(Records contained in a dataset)
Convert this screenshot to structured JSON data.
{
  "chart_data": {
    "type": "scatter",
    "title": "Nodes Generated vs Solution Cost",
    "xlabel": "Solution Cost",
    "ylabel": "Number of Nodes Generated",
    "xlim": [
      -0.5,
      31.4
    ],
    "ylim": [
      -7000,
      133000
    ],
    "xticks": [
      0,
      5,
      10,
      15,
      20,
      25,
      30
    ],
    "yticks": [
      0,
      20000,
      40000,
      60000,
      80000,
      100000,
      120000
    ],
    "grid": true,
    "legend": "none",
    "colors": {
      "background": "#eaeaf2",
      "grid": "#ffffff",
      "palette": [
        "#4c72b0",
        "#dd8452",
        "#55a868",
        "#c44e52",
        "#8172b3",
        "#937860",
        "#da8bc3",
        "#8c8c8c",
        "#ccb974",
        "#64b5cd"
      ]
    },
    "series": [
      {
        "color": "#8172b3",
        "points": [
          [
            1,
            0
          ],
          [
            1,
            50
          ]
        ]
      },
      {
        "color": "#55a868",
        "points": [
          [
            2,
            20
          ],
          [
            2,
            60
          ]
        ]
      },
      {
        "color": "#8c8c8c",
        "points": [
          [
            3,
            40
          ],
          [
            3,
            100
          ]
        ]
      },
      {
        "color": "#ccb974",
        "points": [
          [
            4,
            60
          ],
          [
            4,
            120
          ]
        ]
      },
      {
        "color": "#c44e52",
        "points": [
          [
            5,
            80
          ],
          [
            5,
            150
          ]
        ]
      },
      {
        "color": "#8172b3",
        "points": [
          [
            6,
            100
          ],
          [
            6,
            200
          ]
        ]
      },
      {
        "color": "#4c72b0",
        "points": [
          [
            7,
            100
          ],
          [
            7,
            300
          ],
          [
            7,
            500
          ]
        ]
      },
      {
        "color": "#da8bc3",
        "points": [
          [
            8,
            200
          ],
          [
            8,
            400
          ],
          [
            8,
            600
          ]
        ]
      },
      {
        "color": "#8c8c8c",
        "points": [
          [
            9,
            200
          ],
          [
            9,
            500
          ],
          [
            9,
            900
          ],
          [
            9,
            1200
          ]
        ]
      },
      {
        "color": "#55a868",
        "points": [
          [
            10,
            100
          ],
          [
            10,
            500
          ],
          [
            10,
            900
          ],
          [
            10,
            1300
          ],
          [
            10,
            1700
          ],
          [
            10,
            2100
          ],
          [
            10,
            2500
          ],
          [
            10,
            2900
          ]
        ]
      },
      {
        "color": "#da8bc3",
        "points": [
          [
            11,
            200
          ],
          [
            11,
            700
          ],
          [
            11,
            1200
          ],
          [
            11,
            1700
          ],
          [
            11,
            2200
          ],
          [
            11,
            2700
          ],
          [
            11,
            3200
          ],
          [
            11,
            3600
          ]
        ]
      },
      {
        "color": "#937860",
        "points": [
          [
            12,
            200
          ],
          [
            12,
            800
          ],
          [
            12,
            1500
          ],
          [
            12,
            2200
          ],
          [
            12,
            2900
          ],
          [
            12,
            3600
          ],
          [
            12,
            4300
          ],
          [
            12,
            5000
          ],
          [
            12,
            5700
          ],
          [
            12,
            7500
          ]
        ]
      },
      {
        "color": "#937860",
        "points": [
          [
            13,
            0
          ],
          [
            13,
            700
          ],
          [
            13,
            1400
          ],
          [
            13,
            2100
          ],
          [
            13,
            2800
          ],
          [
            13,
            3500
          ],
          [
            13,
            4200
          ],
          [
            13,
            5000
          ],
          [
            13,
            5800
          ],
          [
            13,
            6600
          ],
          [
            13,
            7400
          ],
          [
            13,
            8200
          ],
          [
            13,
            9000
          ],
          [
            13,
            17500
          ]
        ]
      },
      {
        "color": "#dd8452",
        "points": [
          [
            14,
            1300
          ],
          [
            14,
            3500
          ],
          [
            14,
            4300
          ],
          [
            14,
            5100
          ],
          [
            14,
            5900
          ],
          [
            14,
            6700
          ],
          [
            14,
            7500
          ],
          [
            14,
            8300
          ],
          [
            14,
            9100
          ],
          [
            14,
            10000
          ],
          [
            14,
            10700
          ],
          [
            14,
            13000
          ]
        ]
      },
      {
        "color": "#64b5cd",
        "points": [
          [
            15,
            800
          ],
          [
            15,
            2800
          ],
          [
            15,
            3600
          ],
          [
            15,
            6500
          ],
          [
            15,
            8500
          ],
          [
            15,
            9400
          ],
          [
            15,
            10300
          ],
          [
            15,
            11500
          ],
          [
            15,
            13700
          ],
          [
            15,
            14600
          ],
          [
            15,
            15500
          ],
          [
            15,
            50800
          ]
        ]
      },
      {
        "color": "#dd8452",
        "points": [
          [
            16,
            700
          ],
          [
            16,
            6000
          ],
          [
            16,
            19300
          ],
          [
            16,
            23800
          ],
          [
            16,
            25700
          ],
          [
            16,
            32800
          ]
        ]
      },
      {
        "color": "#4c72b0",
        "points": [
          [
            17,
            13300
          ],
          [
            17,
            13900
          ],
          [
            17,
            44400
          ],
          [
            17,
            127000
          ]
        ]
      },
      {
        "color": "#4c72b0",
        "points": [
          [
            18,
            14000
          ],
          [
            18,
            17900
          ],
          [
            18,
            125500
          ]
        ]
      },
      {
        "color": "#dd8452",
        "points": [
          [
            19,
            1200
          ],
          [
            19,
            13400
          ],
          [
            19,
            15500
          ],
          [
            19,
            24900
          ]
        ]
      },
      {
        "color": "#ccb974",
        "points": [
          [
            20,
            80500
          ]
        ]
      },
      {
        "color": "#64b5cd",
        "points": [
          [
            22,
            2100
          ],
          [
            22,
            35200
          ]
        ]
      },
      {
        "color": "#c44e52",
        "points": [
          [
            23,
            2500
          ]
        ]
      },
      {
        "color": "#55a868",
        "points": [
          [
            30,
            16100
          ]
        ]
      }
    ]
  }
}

▶ _YOUR INSTRUCTIONS_
Exactly how many lines contain "Generated"? State the number and nothing else.

▶ _EXERCISE RESULT_
2